Source data:
▶
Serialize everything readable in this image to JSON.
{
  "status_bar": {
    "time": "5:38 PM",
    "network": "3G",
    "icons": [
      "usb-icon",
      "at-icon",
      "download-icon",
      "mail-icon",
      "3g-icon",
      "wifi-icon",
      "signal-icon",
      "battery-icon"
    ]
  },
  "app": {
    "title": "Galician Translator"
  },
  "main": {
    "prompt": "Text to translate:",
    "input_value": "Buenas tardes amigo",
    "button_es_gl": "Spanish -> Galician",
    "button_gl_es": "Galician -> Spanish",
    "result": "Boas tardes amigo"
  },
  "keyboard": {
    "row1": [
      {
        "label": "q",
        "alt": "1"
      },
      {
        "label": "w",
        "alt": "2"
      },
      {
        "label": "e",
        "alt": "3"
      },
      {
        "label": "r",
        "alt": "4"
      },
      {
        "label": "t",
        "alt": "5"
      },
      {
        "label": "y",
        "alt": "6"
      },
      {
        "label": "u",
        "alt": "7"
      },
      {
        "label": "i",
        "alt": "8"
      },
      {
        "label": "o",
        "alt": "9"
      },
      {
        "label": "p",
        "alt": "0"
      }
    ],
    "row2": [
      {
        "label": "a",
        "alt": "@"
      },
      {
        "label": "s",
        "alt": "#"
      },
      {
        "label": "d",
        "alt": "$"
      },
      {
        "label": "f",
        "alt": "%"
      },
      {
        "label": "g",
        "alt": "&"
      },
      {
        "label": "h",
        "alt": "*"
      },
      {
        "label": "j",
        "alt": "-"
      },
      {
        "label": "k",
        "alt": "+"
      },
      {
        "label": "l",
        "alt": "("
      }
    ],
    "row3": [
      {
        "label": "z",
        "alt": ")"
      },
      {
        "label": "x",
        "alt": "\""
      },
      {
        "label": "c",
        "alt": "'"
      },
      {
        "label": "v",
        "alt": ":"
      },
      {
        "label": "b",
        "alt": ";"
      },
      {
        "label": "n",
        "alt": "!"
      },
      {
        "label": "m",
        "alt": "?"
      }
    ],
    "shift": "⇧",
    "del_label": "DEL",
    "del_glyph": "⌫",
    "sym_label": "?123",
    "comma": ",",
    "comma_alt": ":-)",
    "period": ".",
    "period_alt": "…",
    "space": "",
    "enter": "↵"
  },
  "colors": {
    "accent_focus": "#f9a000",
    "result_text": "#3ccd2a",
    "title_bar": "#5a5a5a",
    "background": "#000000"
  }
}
◀
Copy each line from the records above that includes the string "Spanish".

    "button_es_gl": "Spanish -> Galician",
    "button_gl_es": "Galician -> Spanish",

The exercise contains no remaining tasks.